# Directions for this task
Return every entry exactly.

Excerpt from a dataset
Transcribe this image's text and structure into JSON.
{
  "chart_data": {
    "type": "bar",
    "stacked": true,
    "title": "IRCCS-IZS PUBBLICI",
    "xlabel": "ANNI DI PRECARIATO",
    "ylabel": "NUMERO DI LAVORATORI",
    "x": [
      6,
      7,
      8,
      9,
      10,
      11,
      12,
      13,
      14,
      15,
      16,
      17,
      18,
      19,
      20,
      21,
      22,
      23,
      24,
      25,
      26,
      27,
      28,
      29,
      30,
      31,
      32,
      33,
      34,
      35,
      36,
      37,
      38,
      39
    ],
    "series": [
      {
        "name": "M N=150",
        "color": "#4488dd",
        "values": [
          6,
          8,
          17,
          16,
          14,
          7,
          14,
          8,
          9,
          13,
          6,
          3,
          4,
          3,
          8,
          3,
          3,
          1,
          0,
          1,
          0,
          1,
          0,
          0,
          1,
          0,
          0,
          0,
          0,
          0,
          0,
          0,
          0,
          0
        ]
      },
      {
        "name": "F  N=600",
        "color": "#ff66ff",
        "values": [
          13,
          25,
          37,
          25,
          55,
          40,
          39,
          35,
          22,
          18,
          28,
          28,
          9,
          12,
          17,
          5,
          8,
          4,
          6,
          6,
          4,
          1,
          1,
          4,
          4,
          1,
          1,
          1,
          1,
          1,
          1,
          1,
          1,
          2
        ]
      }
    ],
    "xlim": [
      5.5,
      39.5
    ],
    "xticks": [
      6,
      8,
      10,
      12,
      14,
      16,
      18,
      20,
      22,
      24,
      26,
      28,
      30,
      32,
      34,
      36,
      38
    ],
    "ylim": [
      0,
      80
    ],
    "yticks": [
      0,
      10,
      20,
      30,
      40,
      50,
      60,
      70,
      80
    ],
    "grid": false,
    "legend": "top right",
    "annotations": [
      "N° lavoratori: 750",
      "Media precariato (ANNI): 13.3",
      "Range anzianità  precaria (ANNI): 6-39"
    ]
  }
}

# The completed task
Transcribe this image's text and structure into JSON.
{
  "chart_data": {
    "type": "bar",
    "stacked": true,
    "title": "IRCCS-IZS PUBBLICI",
    "xlabel": "ANNI DI PRECARIATO",
    "ylabel": "NUMERO DI LAVORATORI",
    "x": [
      6,
      7,
      8,
      9,
      10,
      11,
      12,
      13,
      14,
      15,
      16,
      17,
      18,
      19,
      20,
      21,
      22,
      23,
      24,
      25,
      26,
      27,
      28,
      29,
      30,
      31,
      32,
      33,
      34,
      35,
      36,
      37,
      38,
      39
    ],
    "series": [
      {
        "name": "M N=150",
        "color": "#4488dd",
        "values": [
          6,
          8,
          17,
          16,
          14,
          7,
          14,
          8,
          9,
          13,
          6,
          3,
          4,
          3,
          8,
          3,
          3,
          1,
          0,
          1,
          0,
          1,
          0,
          0,
          1,
          0,
          0,
          0,
          0,
          0,
          0,
          0,
          0,
          0
        ]
      },
      {
        "name": "F  N=600",
        "color": "#ff66ff",
        "values": [
          13,
          25,
          37,
          25,
          55,
          40,
          39,
          35,
          22,
          18,
          28,
          28,
          9,
          12,
          17,
          5,
          8,
          4,
          6,
          6,
          4,
          1,
          1,
          4,
          4,
          1,
          1,
          1,
          1,
          1,
          1,
          1,
          1,
          2
        ]
      }
    ],
    "xlim": [
      5.5,
      39.5
    ],
    "xticks": [
      6,
      8,
      10,
      12,
      14,
      16,
      18,
      20,
      22,
      24,
      26,
      28,
      30,
      32,
      34,
      36,
      38
    ],
    "ylim": [
      0,
      80
    ],
    "yticks": [
      0,
      10,
      20,
      30,
      40,
      50,
      60,
      70,
      80
    ],
    "grid": false,
    "legend": "top right",
    "annotations": [
      "N° lavoratori: 750",
      "Media precariato (ANNI): 13.3",
      "Range anzianità  precaria (ANNI): 6-39"
    ]
  }
}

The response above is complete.